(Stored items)
════════════════════
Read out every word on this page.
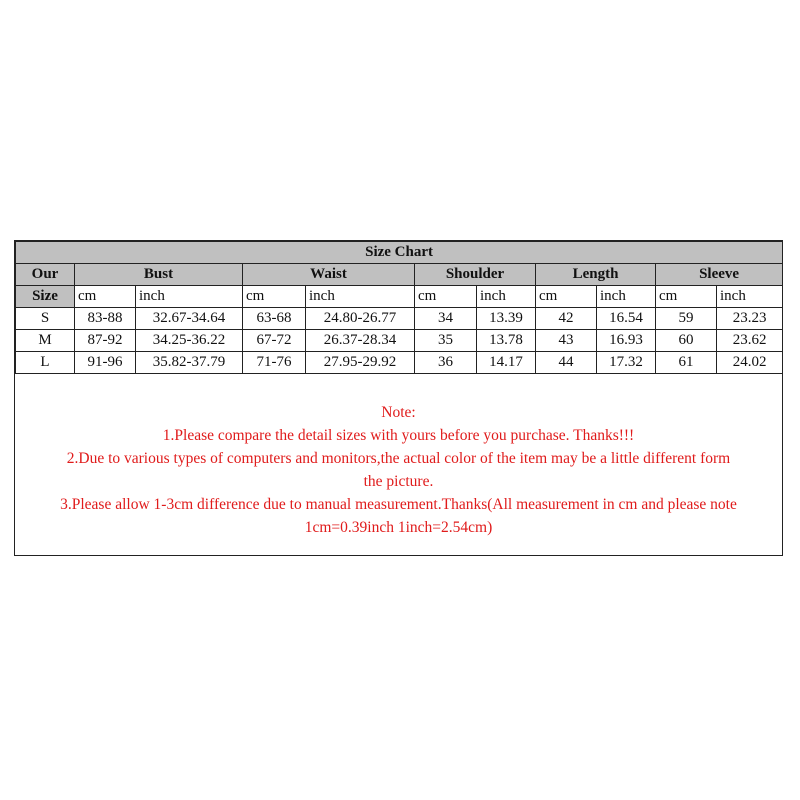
Size Chart										
Our	Bust		Waist		Shoulder		Length		Sleeve	
Size	cm	inch	cm	inch	cm	inch	cm	inch	cm	inch
S	83-88	32.67-34.64	63-68	24.80-26.77	34	13.39	42	16.54	59	23.23
M	87-92	34.25-36.22	67-72	26.37-28.34	35	13.78	43	16.93	60	23.62
L	91-96	35.82-37.79	71-76	27.95-29.92	36	14.17	44	17.32	61	24.02

Note:

1.Please compare the detail sizes with yours before you purchase. Thanks!!!

2.Due to various types of computers and monitors,the actual color of the item may be a little different form

the picture.

3.Please allow 1-3cm difference due to manual measurement.Thanks(All measurement in cm and please note

1cm=0.39inch 1inch=2.54cm)
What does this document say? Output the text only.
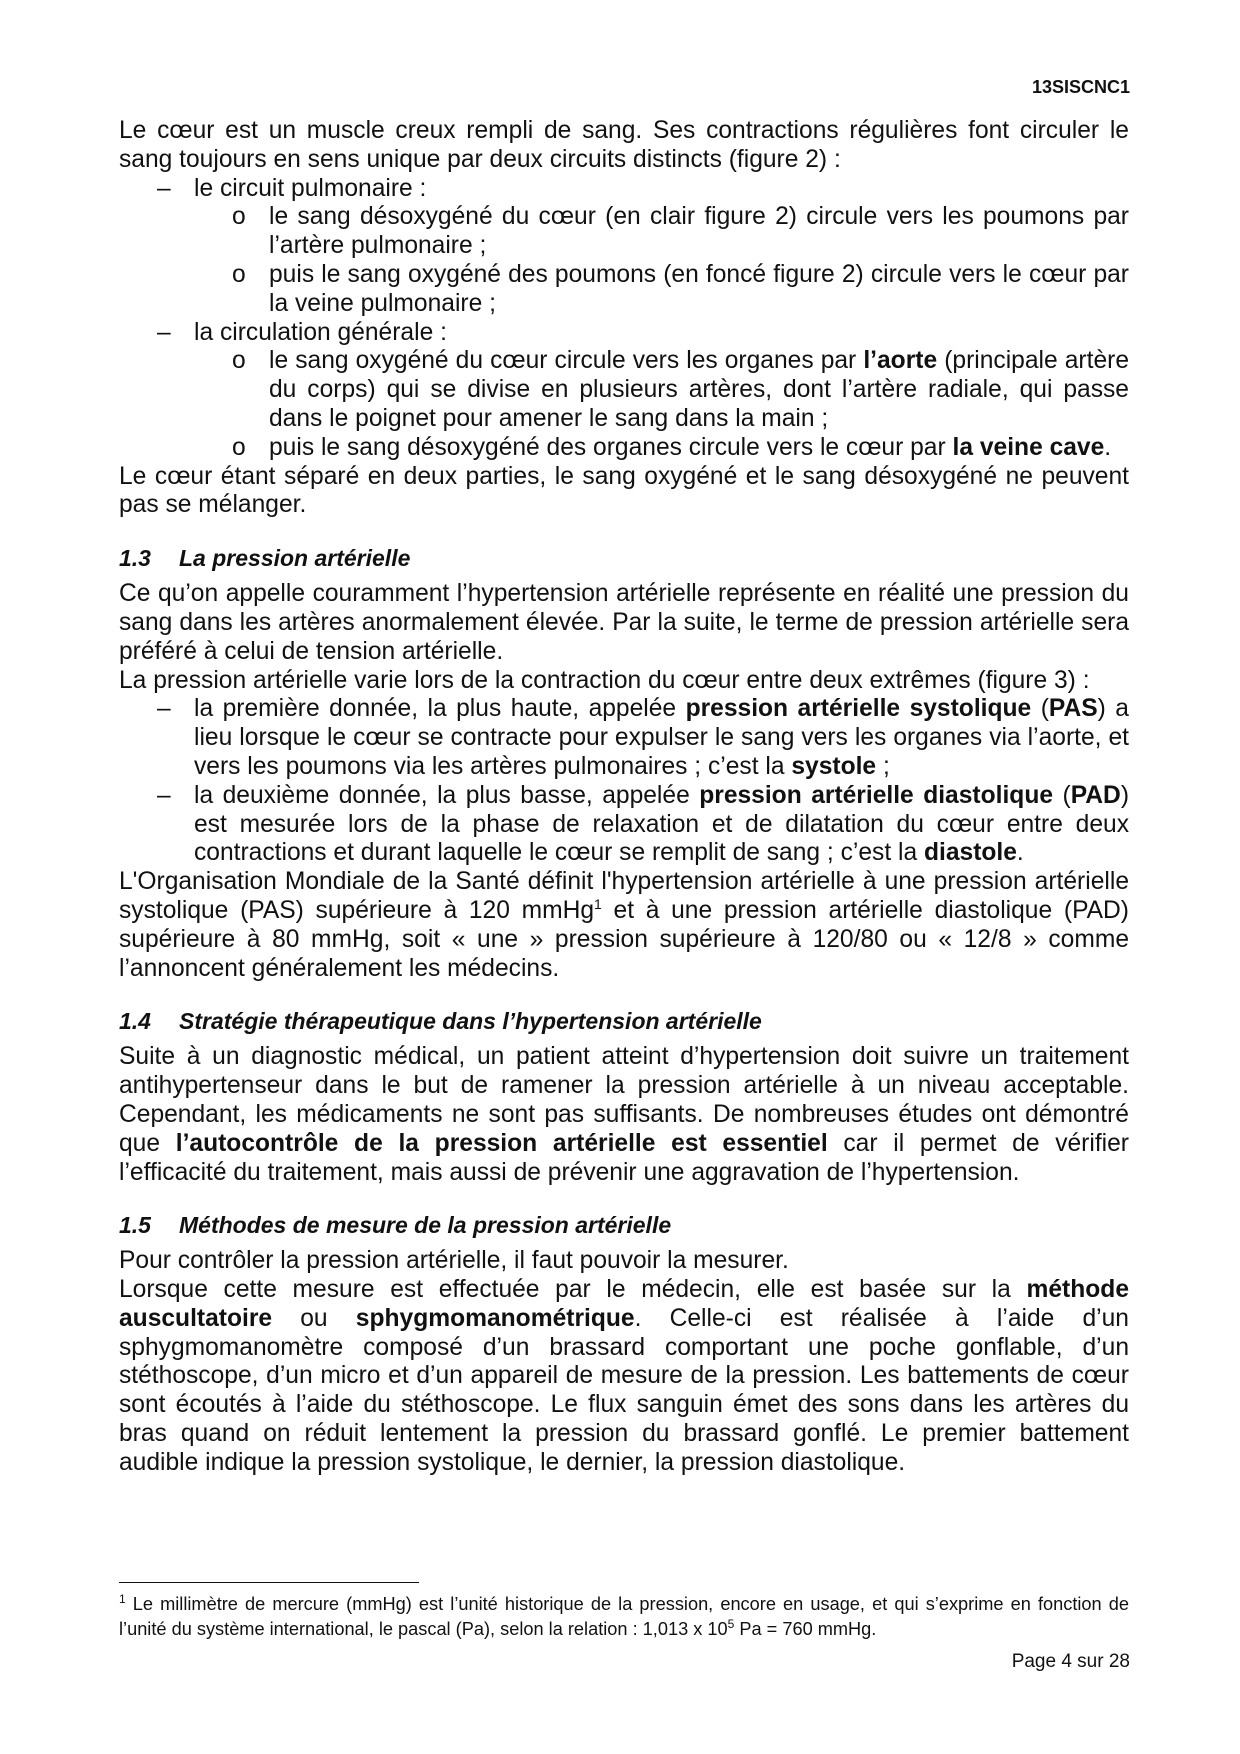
13SISCNC1

Le cœur est un muscle creux rempli de sang. Ses contractions régulières font circuler le sang toujours en sens unique par deux circuits distincts (figure 2) :

– le circuit pulmonaire :
o le sang désoxygéné du cœur (en clair figure 2) circule vers les poumons par l’artère pulmonaire ;
o puis le sang oxygéné des poumons (en foncé figure 2) circule vers le cœur par la veine pulmonaire ;
– la circulation générale :
o le sang oxygéné du cœur circule vers les organes par l’aorte (principale artère du corps) qui se divise en plusieurs artères, dont l’artère radiale, qui passe dans le poignet pour amener le sang dans la main ;
o puis le sang désoxygéné des organes circule vers le cœur par la veine cave.

Le cœur étant séparé en deux parties, le sang oxygéné et le sang désoxygéné ne peuvent pas se mélanger.

1.3 La pression artérielle

Ce qu’on appelle couramment l’hypertension artérielle représente en réalité une pression du sang dans les artères anormalement élevée. Par la suite, le terme de pression artérielle sera préféré à celui de tension artérielle.

La pression artérielle varie lors de la contraction du cœur entre deux extrêmes (figure 3) :

– la première donnée, la plus haute, appelée pression artérielle systolique (PAS) a lieu lorsque le cœur se contracte pour expulser le sang vers les organes via l’aorte, et vers les poumons via les artères pulmonaires ; c’est la systole ;
– la deuxième donnée, la plus basse, appelée pression artérielle diastolique (PAD) est mesurée lors de la phase de relaxation et de dilatation du cœur entre deux contractions et durant laquelle le cœur se remplit de sang ; c’est la diastole.

L'Organisation Mondiale de la Santé définit l'hypertension artérielle à une pression artérielle systolique (PAS) supérieure à 120 mmHg$^1$ et à une pression artérielle diastolique (PAD) supérieure à 80 mmHg, soit « une » pression supérieure à 120/80 ou « 12/8 » comme l’annoncent généralement les médecins.

1.4 Stratégie thérapeutique dans l’hypertension artérielle

Suite à un diagnostic médical, un patient atteint d’hypertension doit suivre un traitement antihypertenseur dans le but de ramener la pression artérielle à un niveau acceptable. Cependant, les médicaments ne sont pas suffisants. De nombreuses études ont démontré que l’autocontrôle de la pression artérielle est essentiel car il permet de vérifier l’efficacité du traitement, mais aussi de prévenir une aggravation de l’hypertension.

1.5 Méthodes de mesure de la pression artérielle

Pour contrôler la pression artérielle, il faut pouvoir la mesurer.

Lorsque cette mesure est effectuée par le médecin, elle est basée sur la méthode auscultatoire ou sphygmomanométrique. Celle-ci est réalisée à l’aide d’un sphygmomanomètre composé d’un brassard comportant une poche gonflable, d’un stéthoscope, d’un micro et d’un appareil de mesure de la pression. Les battements de cœur sont écoutés à l’aide du stéthoscope. Le flux sanguin émet des sons dans les artères du bras quand on réduit lentement la pression du brassard gonflé. Le premier battement audible indique la pression systolique, le dernier, la pression diastolique.

$^1$ Le millimètre de mercure (mmHg) est l’unité historique de la pression, encore en usage, et qui s’exprime en fonction de l’unité du système international, le pascal (Pa), selon la relation : 1,013 x $10^5$ Pa = 760 mmHg.
Page 4 sur 28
════════════════════
▶ **OBJECTIVE**: Every line should be retyped exactly, with the pictures omitted.

▶ **FULL ANSWER**:
Read out every word on this page.
Size Chart										
Our	Bust		Waist		Shoulder		Length		Sleeve	
Size	cm	inch	cm	inch	cm	inch	cm	inch	cm	inch
S	83-88	32.67-34.64	63-68	24.80-26.77	34	13.39	42	16.54	59	23.23
M	87-92	34.25-36.22	67-72	26.37-28.34	35	13.78	43	16.93	60	23.62
L	91-96	35.82-37.79	71-76	27.95-29.92	36	14.17	44	17.32	61	24.02

Note:

1.Please compare the detail sizes with yours before you purchase. Thanks!!!

2.Due to various types of computers and monitors,the actual color of the item may be a little different form

the picture.

3.Please allow 1-3cm difference due to manual measurement.Thanks(All measurement in cm and please note

1cm=0.39inch 1inch=2.54cm)
What does this document say? Output the text only.
13SISCNC1

Le cœur est un muscle creux rempli de sang. Ses contractions régulières font circuler le sang toujours en sens unique par deux circuits distincts (figure 2) :

– le circuit pulmonaire :
o le sang désoxygéné du cœur (en clair figure 2) circule vers les poumons par l’artère pulmonaire ;
o puis le sang oxygéné des poumons (en foncé figure 2) circule vers le cœur par la veine pulmonaire ;
– la circulation générale :
o le sang oxygéné du cœur circule vers les organes par l’aorte (principale artère du corps) qui se divise en plusieurs artères, dont l’artère radiale, qui passe dans le poignet pour amener le sang dans la main ;
o puis le sang désoxygéné des organes circule vers le cœur par la veine cave.

Le cœur étant séparé en deux parties, le sang oxygéné et le sang désoxygéné ne peuvent pas se mélanger.

1.3 La pression artérielle

Ce qu’on appelle couramment l’hypertension artérielle représente en réalité une pression du sang dans les artères anormalement élevée. Par la suite, le terme de pression artérielle sera préféré à celui de tension artérielle.

La pression artérielle varie lors de la contraction du cœur entre deux extrêmes (figure 3) :

– la première donnée, la plus haute, appelée pression artérielle systolique (PAS) a lieu lorsque le cœur se contracte pour expulser le sang vers les organes via l’aorte, et vers les poumons via les artères pulmonaires ; c’est la systole ;
– la deuxième donnée, la plus basse, appelée pression artérielle diastolique (PAD) est mesurée lors de la phase de relaxation et de dilatation du cœur entre deux contractions et durant laquelle le cœur se remplit de sang ; c’est la diastole.

L'Organisation Mondiale de la Santé définit l'hypertension artérielle à une pression artérielle systolique (PAS) supérieure à 120 mmHg$^1$ et à une pression artérielle diastolique (PAD) supérieure à 80 mmHg, soit « une » pression supérieure à 120/80 ou « 12/8 » comme l’annoncent généralement les médecins.

1.4 Stratégie thérapeutique dans l’hypertension artérielle

Suite à un diagnostic médical, un patient atteint d’hypertension doit suivre un traitement antihypertenseur dans le but de ramener la pression artérielle à un niveau acceptable. Cependant, les médicaments ne sont pas suffisants. De nombreuses études ont démontré que l’autocontrôle de la pression artérielle est essentiel car il permet de vérifier l’efficacité du traitement, mais aussi de prévenir une aggravation de l’hypertension.

1.5 Méthodes de mesure de la pression artérielle

Pour contrôler la pression artérielle, il faut pouvoir la mesurer.

Lorsque cette mesure est effectuée par le médecin, elle est basée sur la méthode auscultatoire ou sphygmomanométrique. Celle-ci est réalisée à l’aide d’un sphygmomanomètre composé d’un brassard comportant une poche gonflable, d’un stéthoscope, d’un micro et d’un appareil de mesure de la pression. Les battements de cœur sont écoutés à l’aide du stéthoscope. Le flux sanguin émet des sons dans les artères du bras quand on réduit lentement la pression du brassard gonflé. Le premier battement audible indique la pression systolique, le dernier, la pression diastolique.

$^1$ Le millimètre de mercure (mmHg) est l’unité historique de la pression, encore en usage, et qui s’exprime en fonction de l’unité du système international, le pascal (Pa), selon la relation : 1,013 x $10^5$ Pa = 760 mmHg.
Page 4 sur 28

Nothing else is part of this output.